# Required task
For this exercise, copy out each line of the material below that includes "Heimelaga".

# Given data
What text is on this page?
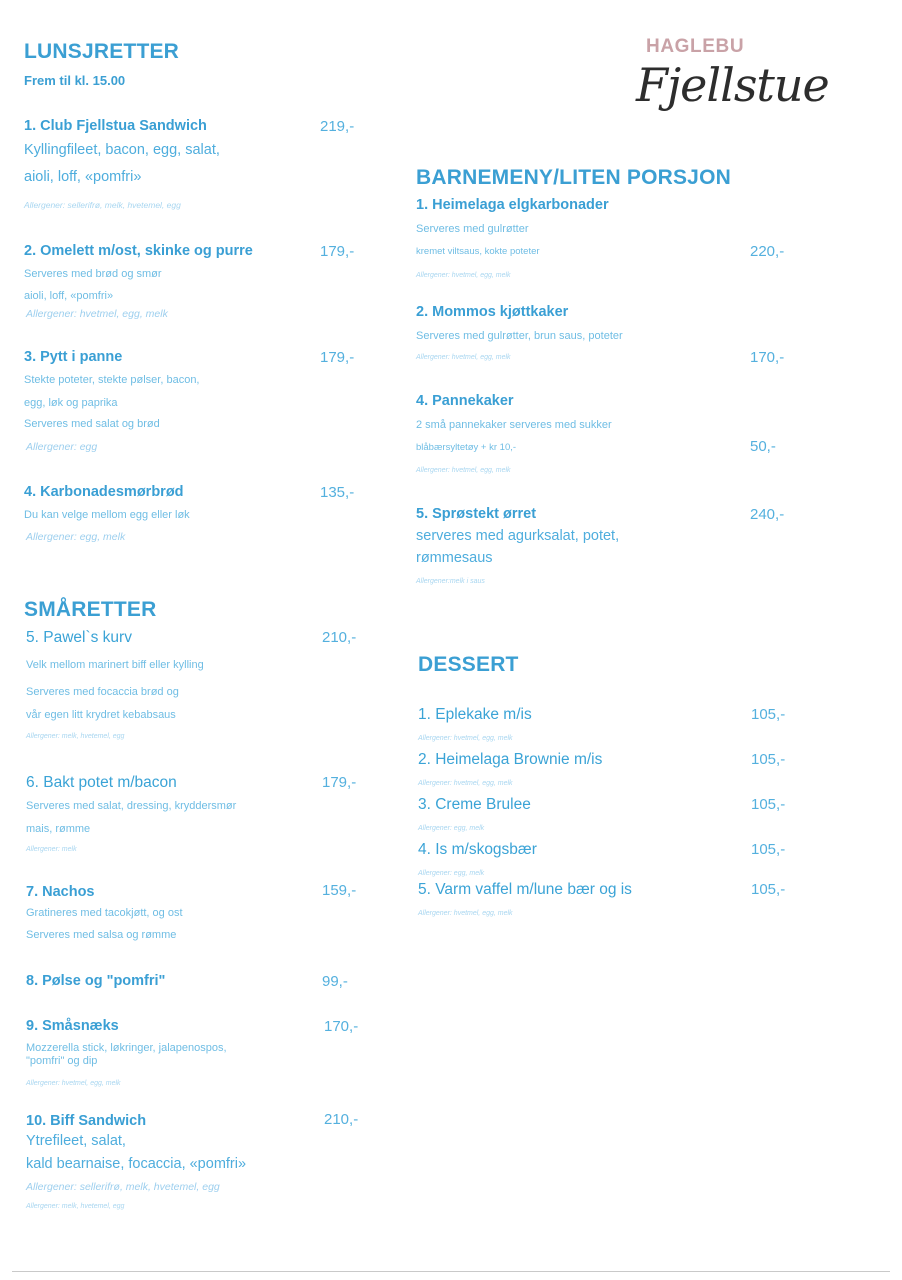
HAGLEBU
Fjellstue
LUNSJRETTER
Frem til kl. 15.00
1. Club Fjellstua Sandwich	219,-
Kyllingfileet, bacon, egg, salat,
aioli, loff, «pomfri»
Allergener: sellerifrø, melk, hvetemel, egg
2. Omelett m/ost, skinke og purre	179,-
Serveres med brød og smør
aioli, loff, «pomfri»
Allergener: hvetmel, egg, melk
3. Pytt i panne	179,-
Stekte poteter, stekte pølser, bacon,
egg, løk og paprika
Serveres med salat og brød
Allergener: egg
4. Karbonadesmørbrød	135,-
Du kan velge mellom egg eller løk
Allergener: egg, melk
SMÅRETTER
5. Pawel`s kurv	210,-
Velk mellom marinert biff eller kylling
Serveres med focaccia brød og
vår egen litt krydret kebabsaus
Allergener: melk, hvetemel, egg
6. Bakt potet m/bacon	179,-
Serveres med salat, dressing, kryddersmør
mais, rømme
Allergener: melk
7. Nachos	159,-
Gratineres med tacokjøtt, og ost
Serveres med salsa og rømme
8. Pølse og "pomfri"	99,-
9. Småsnæks	170,-
Mozzerella stick, løkringer, jalapenospos,
"pomfri" og dip
Allergener: hvetmel, egg, melk
10. Biff Sandwich	210,-
Ytrefileet, salat,
kald bearnaise, focaccia, «pomfri»
Allergener: sellerifrø, melk, hvetemel, egg
Allergener: melk, hvetemel, egg
BARNEMENY/LITEN PORSJON
1. Heimelaga elgkarbonader
Serveres med gulrøtter
kremet viltsaus, kokte poteter	220,-
Allergener: hvetmel, egg, melk
2. Mommos kjøttkaker
Serveres med gulrøtter, brun saus, poteter
Allergener: hvetmel, egg, melk	170,-
4. Pannekaker
2 små pannekaker serveres med sukker
blåbærsyltetøy + kr 10,-	50,-
Allergener: hvetmel, egg, melk
5. Sprøstekt ørret	240,-
serveres med agurksalat, potet,
rømmesaus
Allergener:melk i saus
DESSERT
1. Eplekake m/is	105,-
Allergener: hvetmel, egg, melk
2. Heimelaga Brownie m/is	105,-
Allergener: hvetmel, egg, melk
3. Creme Brulee	105,-
Allergener: egg, melk
4. Is m/skogsbær	105,-
Allergener: egg, melk
5. Varm vaffel m/lune bær og is	105,-
Allergener: hvetmel, egg, melk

# Reply to the exercise
1. Heimelaga elgkarbonader
2. Heimelaga Brownie m/is	105,-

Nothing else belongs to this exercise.